### Work instructions
Count how many lines mention the word "this". Write that number alone.

(Dataset entries)
+ + + + + + +

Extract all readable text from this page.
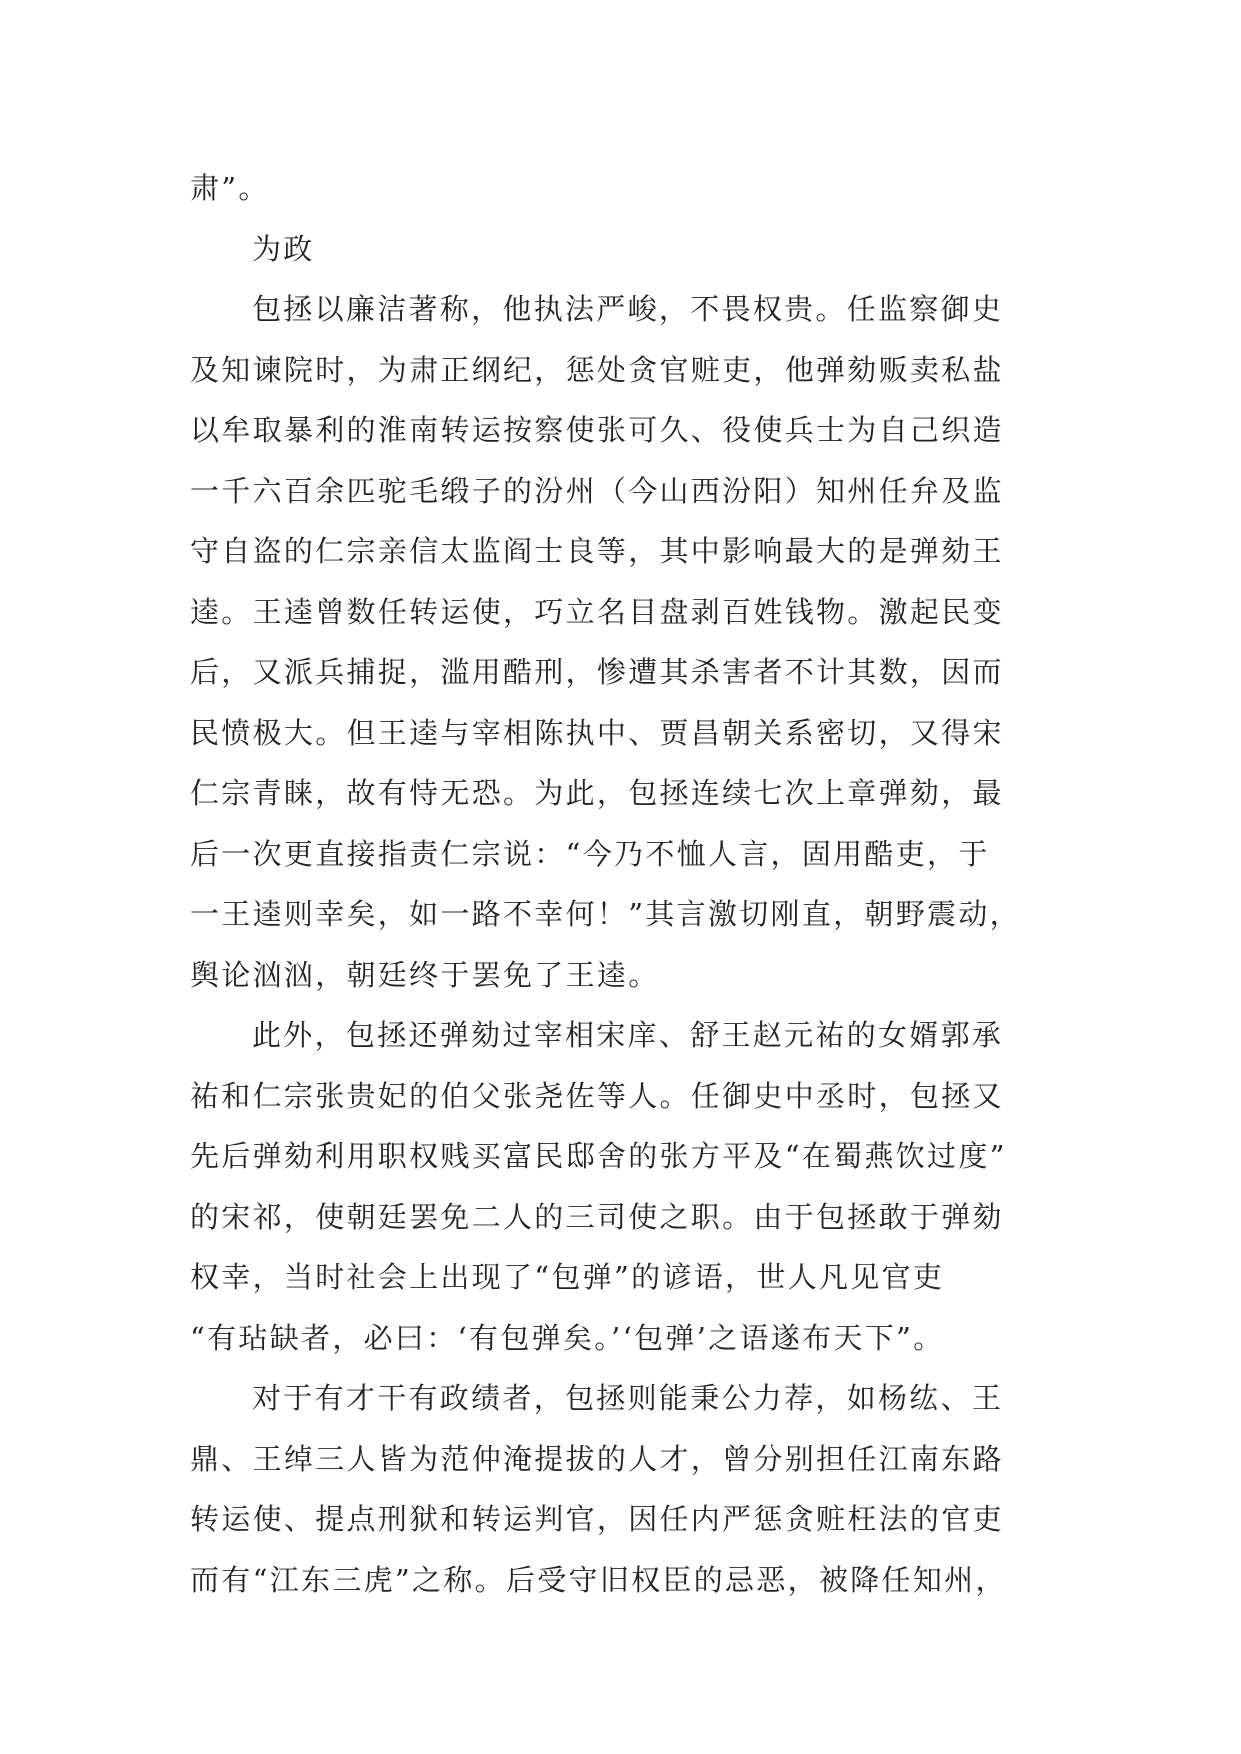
肃”。
为政
包拯以廉洁著称，他执法严峻，不畏权贵。任监察御史
及知谏院时，为肃正纲纪，惩处贪官赃吏，他弹劾贩卖私盐
以牟取暴利的淮南转运按察使张可久、役使兵士为自己织造
一千六百余匹驼毛缎子的汾州（今山西汾阳）知州任弁及监
守自盗的仁宗亲信太监阎士良等，其中影响最大的是弹劾王
逵。王逵曾数任转运使，巧立名目盘剥百姓钱物。激起民变
后，又派兵捕捉，滥用酷刑，惨遭其杀害者不计其数，因而
民愤极大。但王逵与宰相陈执中、贾昌朝关系密切，又得宋
仁宗青睐，故有恃无恐。为此，包拯连续七次上章弹劾，最
后一次更直接指责仁宗说：“今乃不恤人言，固用酷吏，于
一王逵则幸矣，如一路不幸何！”其言激切刚直，朝野震动，
舆论汹汹，朝廷终于罢免了王逵。
此外，包拯还弹劾过宰相宋庠、舒王赵元祐的女婿郭承
祐和仁宗张贵妃的伯父张尧佐等人。任御史中丞时，包拯又
先后弹劾利用职权贱买富民邸舍的张方平及“在蜀燕饮过度”
的宋祁，使朝廷罢免二人的三司使之职。由于包拯敢于弹劾
权幸，当时社会上出现了“包弹”的谚语，世人凡见官吏
“有玷缺者，必曰：‘有包弹矣。’‘包弹’之语遂布天下”。
对于有才干有政绩者，包拯则能秉公力荐，如杨纮、王
鼎、王绰三人皆为范仲淹提拔的人才，曾分别担任江南东路
转运使、提点刑狱和转运判官，因任内严惩贪赃枉法的官吏
而有“江东三虎”之称。后受守旧权臣的忌恶，被降任知州，
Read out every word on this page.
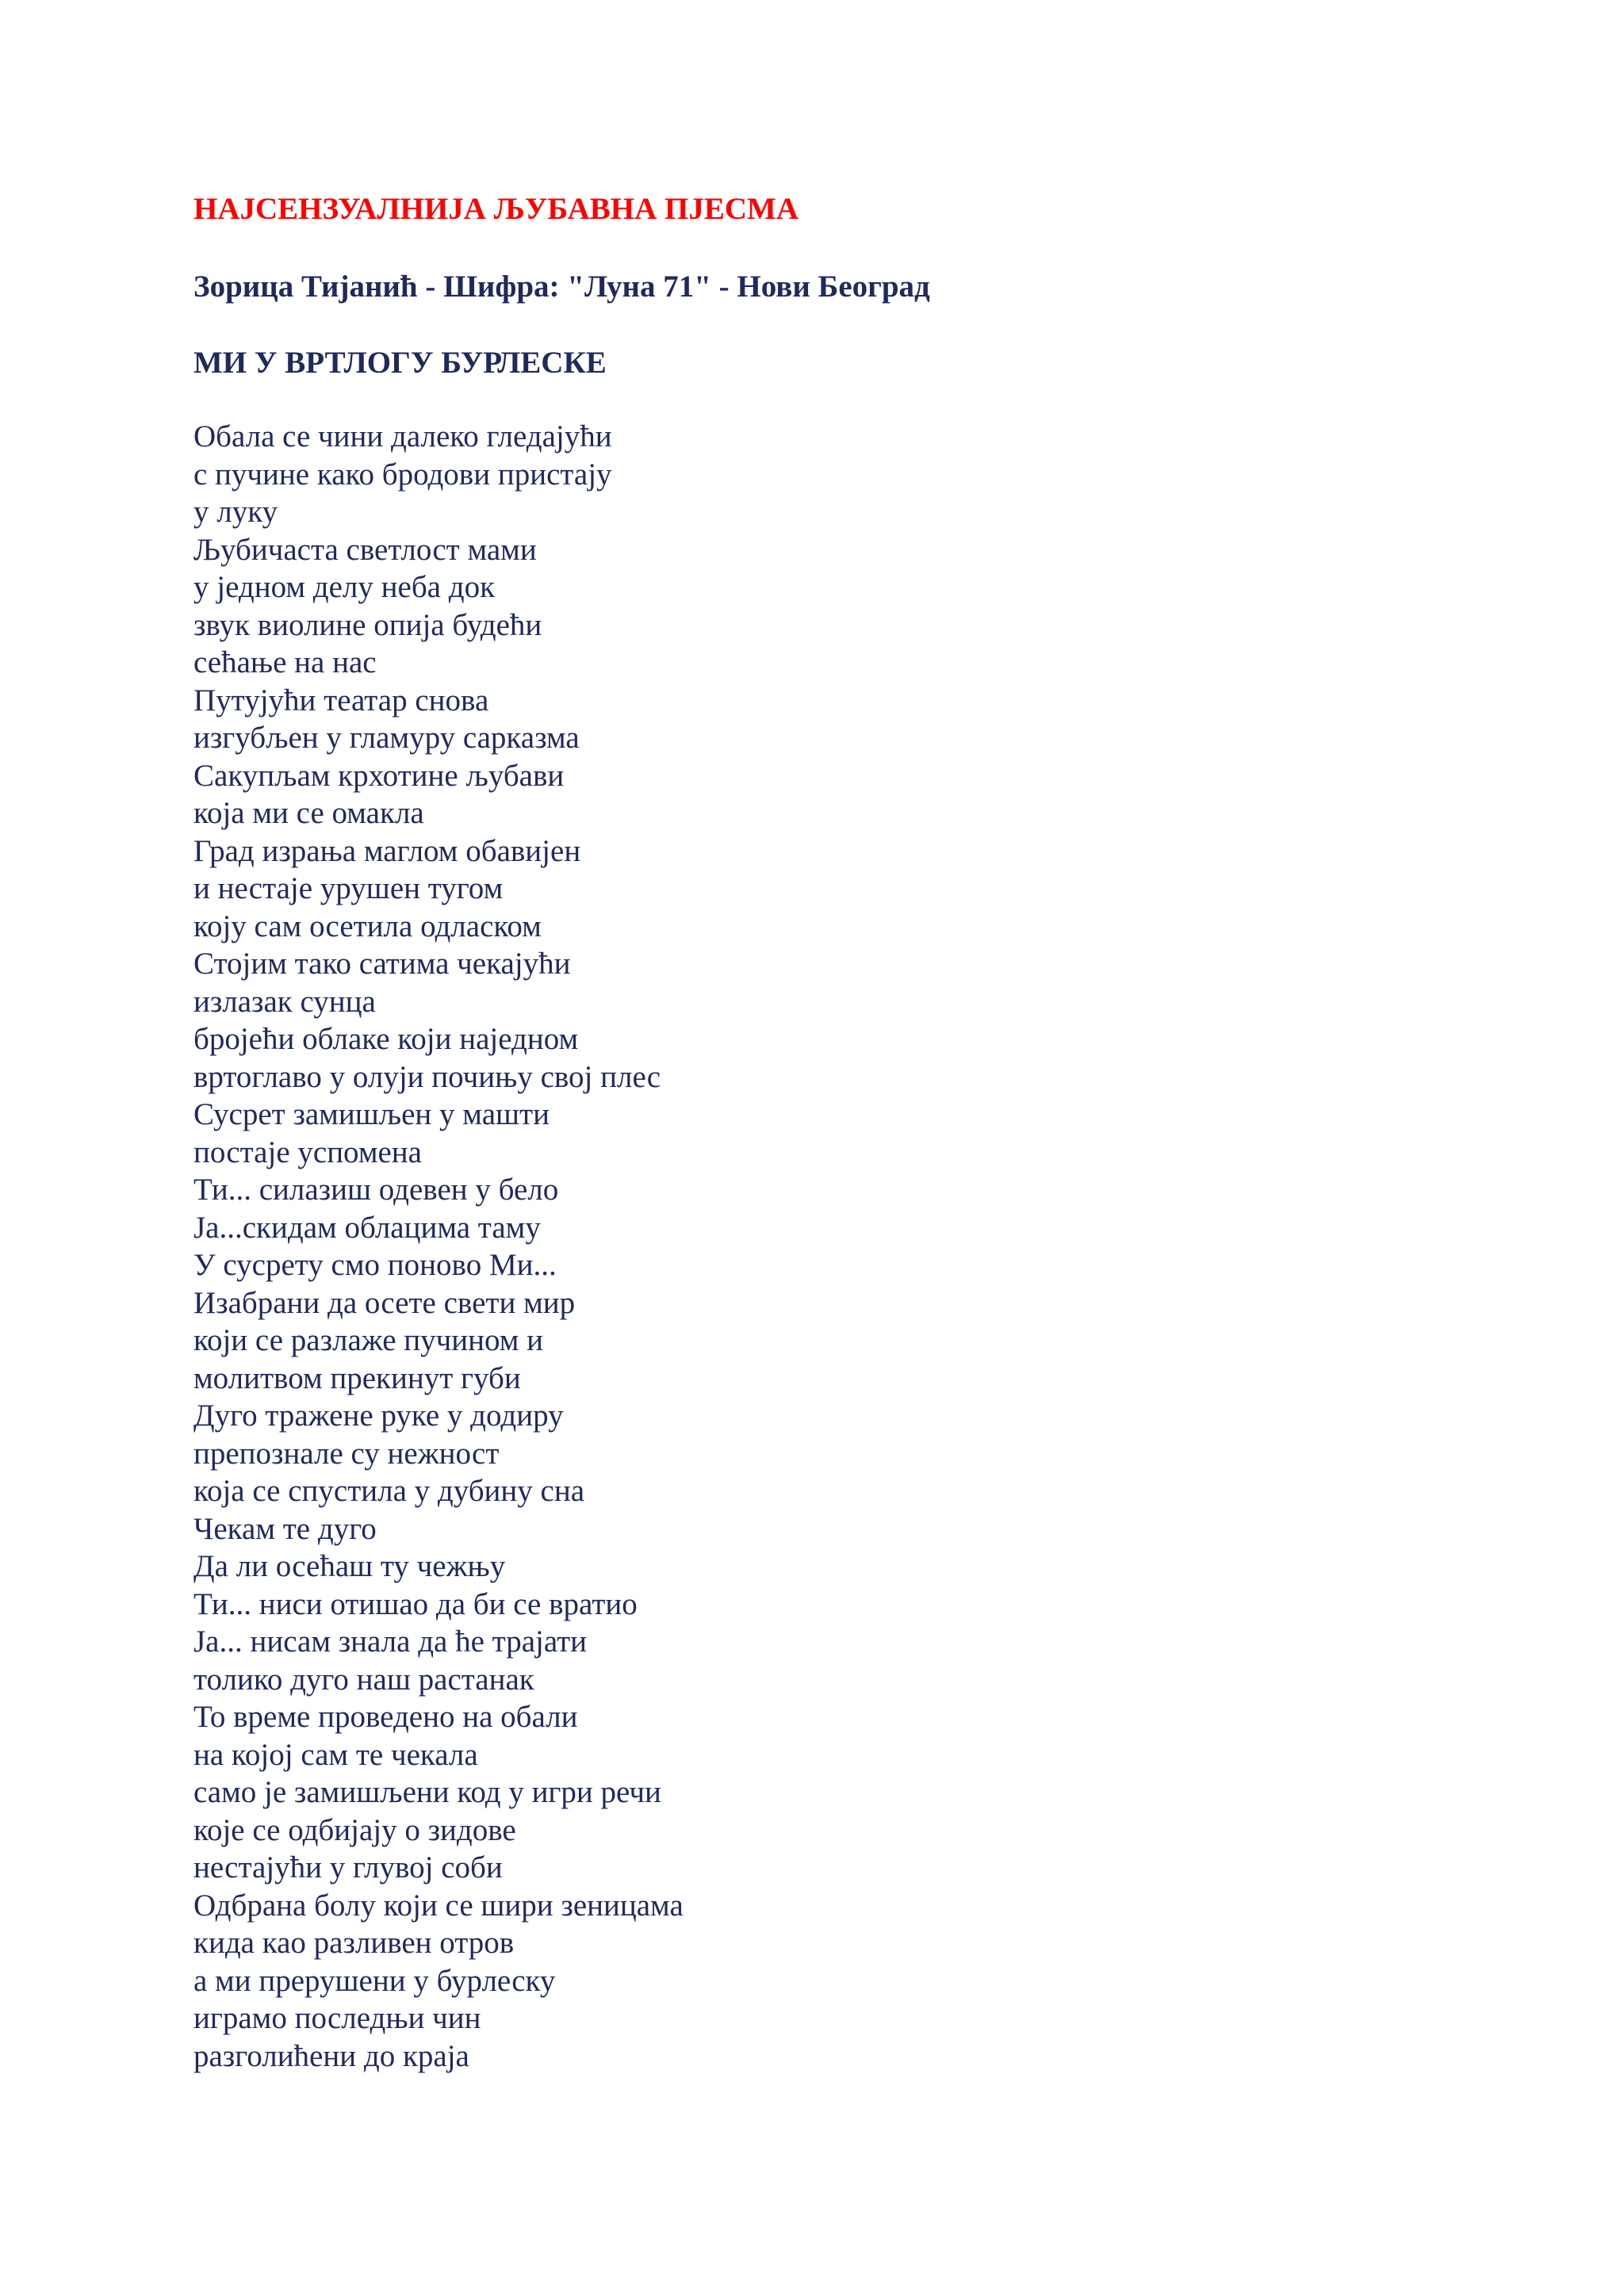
НАЈСЕНЗУАЛНИЈА ЉУБАВНА ПЈЕСМА
Зорица Тијанић - Шифра: "Луна 71" - Нови Београд
МИ У ВРТЛОГУ БУРЛЕСКЕ
Обала се чини далеко гледајући
с пучине како бродови пристају
у луку
Љубичаста светлост мами
у једном делу неба док
звук виолине опија будећи
сећање на нас
Путујући театар снова
изгубљен у гламуру сарказма
Сакупљам крхотине љубави
која ми се омакла
Град израња маглом обавијен
и нестаје урушен тугом
коју сам осетила одласком
Стојим тако сатима чекајући
излазак сунца
бројећи облаке који наједном
вртоглаво у олуји почињу свој плес
Сусрет замишљен у машти
постаје успомена
Ти... силазиш одевен у бело
Ја...скидам облацима таму
У сусрету смо поново Ми...
Изабрани да осете свети мир
који се разлаже пучином и
молитвом прекинут губи
Дуго тражене руке у додиру
препознале су нежност
која се спустила у дубину сна
Чекам те дуго
Да ли осећаш ту чежњу
Ти... ниси отишао да би се вратио
Ја... нисам знала да ће трајати
толико дуго наш растанак
То време проведено на обали
на којој сам те чекала
само је замишљени код у игри речи
које се одбијају о зидове
нестајући у глувој соби
Одбрана болу који се шири зеницама
кида као разливен отров
а ми прерушени у бурлеску
играмо последњи чин
разголићени до краја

+ + + + + + +

### Finished answer
2